• **Set problem**: Report every line in the listing below where the string "hariç" shows up.

Start of Records for this task

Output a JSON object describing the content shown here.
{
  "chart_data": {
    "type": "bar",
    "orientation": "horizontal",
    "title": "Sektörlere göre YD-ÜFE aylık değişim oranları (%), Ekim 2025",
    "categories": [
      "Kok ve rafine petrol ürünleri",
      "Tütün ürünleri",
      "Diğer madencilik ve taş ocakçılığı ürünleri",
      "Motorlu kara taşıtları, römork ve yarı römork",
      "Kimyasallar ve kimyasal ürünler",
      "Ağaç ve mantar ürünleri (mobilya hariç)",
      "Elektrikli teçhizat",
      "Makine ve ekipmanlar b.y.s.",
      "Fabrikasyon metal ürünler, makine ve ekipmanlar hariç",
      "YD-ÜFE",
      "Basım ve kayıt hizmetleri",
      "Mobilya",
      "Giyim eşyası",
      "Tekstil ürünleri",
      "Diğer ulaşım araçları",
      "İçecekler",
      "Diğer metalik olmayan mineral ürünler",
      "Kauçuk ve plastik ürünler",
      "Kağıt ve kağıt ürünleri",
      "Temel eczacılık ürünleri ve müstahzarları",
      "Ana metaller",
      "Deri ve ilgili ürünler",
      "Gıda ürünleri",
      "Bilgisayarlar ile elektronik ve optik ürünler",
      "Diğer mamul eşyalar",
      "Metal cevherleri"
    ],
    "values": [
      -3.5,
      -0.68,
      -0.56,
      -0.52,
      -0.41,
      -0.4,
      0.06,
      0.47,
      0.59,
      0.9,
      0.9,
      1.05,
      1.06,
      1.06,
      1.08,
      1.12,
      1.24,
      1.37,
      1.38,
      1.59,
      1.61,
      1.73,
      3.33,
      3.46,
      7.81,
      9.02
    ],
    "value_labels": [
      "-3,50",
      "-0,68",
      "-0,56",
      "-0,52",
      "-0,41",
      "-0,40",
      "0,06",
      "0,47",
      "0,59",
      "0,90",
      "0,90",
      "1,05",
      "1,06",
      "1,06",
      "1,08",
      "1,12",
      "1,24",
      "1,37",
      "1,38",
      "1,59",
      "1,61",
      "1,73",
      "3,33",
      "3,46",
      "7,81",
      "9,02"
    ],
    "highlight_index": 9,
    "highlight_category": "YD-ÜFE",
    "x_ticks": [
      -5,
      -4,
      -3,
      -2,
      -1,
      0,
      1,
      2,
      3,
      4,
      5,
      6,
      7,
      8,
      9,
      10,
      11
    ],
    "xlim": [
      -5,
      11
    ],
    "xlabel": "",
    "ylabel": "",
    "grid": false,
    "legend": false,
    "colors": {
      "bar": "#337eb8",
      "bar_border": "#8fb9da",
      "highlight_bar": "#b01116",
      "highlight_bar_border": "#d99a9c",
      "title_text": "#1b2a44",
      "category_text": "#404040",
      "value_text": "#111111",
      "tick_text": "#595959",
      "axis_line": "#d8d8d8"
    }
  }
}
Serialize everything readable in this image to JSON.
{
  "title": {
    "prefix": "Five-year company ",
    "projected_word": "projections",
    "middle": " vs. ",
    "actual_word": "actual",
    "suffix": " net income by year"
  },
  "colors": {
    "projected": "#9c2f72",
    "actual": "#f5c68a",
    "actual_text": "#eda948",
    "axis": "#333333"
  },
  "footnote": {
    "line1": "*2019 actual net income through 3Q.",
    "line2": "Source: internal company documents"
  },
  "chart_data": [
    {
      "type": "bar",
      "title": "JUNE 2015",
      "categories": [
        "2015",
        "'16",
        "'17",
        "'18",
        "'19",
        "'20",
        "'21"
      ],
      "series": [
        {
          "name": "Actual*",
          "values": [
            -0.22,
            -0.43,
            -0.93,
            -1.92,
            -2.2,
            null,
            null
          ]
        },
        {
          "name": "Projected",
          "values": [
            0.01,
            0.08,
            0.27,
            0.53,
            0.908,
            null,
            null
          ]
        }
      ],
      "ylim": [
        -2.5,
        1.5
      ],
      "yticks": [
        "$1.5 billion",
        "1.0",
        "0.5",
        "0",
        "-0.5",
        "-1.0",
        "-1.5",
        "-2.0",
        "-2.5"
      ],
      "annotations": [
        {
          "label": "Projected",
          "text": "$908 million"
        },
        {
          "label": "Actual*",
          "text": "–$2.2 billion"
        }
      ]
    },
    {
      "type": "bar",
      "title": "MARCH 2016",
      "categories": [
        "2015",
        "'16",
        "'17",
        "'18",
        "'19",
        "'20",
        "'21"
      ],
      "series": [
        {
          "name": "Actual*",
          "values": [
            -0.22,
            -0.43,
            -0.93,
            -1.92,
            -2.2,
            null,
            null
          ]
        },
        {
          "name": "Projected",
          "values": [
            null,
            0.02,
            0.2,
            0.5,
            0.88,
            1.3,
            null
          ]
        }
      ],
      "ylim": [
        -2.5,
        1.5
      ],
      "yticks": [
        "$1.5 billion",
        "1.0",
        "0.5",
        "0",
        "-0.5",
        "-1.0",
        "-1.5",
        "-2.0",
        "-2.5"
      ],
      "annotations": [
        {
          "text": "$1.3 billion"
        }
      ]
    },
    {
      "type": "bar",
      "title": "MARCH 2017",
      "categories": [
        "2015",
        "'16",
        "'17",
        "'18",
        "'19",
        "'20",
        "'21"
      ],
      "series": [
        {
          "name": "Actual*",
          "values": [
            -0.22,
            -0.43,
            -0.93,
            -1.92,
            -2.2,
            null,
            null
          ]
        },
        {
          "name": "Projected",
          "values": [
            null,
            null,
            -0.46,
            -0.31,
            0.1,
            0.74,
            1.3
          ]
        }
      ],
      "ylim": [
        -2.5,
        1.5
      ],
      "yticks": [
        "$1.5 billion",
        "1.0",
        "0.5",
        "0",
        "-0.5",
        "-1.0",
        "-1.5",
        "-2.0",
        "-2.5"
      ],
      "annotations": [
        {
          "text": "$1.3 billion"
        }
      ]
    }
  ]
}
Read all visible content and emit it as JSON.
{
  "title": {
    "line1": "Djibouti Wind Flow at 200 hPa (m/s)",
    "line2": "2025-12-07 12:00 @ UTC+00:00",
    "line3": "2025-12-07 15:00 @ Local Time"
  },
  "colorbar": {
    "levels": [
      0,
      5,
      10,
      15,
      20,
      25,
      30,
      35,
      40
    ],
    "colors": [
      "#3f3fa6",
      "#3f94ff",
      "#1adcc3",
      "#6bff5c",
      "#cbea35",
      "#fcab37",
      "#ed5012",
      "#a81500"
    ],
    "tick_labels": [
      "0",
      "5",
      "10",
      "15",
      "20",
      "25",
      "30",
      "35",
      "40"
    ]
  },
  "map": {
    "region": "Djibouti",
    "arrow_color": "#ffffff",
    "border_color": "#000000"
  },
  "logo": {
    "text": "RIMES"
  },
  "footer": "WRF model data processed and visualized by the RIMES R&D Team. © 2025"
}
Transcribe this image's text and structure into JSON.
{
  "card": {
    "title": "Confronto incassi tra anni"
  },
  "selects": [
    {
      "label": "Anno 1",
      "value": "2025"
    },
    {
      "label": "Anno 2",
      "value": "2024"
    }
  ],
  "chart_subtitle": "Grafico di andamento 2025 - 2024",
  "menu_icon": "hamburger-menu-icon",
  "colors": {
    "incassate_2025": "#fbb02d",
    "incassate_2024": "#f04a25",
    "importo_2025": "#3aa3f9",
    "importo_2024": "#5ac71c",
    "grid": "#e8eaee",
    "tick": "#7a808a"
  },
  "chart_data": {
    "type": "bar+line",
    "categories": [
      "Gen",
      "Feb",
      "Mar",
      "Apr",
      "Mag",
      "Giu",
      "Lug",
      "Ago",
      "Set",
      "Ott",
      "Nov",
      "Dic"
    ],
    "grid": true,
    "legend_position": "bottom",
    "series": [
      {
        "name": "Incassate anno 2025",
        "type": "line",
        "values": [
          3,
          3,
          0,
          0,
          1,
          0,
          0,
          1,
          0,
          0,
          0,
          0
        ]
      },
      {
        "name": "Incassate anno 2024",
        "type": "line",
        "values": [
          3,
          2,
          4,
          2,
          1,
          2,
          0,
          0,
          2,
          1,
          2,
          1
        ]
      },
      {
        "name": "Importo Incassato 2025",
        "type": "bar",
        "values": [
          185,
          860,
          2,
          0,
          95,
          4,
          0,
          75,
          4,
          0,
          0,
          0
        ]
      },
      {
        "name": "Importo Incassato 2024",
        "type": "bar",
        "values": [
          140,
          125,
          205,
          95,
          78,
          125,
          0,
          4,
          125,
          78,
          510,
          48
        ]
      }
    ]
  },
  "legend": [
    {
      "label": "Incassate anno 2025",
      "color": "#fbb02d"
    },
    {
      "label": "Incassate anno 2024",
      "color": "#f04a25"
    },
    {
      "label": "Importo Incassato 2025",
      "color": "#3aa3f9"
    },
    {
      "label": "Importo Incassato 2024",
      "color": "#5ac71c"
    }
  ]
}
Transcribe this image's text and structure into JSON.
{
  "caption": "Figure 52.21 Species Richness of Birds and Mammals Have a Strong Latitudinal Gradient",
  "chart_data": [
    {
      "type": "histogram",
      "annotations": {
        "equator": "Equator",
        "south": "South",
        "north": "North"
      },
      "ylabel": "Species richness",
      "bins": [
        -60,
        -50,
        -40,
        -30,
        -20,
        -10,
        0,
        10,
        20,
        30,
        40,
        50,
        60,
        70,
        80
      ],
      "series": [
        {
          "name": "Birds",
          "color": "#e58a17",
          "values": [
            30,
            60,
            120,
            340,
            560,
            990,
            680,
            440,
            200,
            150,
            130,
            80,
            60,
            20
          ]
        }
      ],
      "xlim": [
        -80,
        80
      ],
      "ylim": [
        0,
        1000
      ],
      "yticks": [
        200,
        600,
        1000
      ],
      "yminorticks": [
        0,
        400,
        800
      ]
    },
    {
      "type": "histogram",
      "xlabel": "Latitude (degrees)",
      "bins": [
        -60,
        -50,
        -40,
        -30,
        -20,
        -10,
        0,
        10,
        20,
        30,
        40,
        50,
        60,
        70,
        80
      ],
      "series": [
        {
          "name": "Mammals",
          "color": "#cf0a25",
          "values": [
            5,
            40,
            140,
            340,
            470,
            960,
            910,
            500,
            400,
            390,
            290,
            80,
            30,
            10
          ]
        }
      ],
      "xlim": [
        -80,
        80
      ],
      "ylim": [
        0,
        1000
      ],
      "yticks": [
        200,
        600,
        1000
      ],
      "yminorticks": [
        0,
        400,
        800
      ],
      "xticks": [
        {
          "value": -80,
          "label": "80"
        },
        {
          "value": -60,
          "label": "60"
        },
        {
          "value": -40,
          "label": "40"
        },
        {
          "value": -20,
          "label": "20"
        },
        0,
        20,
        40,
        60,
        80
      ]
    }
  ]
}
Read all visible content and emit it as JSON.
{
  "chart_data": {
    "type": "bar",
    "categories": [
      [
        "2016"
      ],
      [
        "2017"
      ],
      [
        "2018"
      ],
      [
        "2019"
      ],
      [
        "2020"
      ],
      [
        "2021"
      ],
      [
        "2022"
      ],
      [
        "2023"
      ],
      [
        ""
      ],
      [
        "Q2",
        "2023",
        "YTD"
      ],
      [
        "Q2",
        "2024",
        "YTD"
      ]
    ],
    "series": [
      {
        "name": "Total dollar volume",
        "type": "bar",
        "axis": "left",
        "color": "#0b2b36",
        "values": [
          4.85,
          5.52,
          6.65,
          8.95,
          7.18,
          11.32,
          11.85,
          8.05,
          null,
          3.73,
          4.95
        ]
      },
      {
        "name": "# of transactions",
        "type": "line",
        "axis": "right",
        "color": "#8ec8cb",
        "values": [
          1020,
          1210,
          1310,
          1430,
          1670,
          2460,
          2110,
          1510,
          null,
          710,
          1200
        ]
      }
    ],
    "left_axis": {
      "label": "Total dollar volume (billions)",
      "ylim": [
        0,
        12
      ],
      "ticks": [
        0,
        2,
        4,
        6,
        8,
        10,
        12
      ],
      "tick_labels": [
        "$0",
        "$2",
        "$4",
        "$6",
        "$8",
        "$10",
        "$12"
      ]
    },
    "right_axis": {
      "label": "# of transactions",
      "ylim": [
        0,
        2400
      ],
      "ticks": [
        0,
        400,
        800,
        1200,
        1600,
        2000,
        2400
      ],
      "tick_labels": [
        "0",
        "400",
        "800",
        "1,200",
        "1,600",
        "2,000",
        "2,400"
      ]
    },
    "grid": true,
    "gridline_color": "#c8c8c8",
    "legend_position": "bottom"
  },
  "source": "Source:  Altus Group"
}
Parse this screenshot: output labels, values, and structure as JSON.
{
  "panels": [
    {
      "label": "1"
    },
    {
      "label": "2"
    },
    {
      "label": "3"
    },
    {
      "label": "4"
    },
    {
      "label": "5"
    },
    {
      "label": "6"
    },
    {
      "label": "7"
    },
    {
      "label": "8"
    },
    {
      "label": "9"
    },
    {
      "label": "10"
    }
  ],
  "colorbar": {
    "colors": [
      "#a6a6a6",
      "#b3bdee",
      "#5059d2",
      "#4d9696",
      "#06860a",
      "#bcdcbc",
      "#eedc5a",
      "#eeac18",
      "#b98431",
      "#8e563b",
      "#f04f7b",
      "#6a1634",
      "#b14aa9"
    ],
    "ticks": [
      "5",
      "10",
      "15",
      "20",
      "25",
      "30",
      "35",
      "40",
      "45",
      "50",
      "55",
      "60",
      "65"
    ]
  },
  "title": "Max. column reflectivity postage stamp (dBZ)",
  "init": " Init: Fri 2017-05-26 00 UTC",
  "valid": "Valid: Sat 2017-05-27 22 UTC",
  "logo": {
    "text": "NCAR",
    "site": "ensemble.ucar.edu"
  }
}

End of Records for this task

• **Written answer**:
      "Ağaç ve mantar ürünleri (mobilya hariç)",
      "Fabrikasyon metal ürünler, makine ve ekipmanlar hariç",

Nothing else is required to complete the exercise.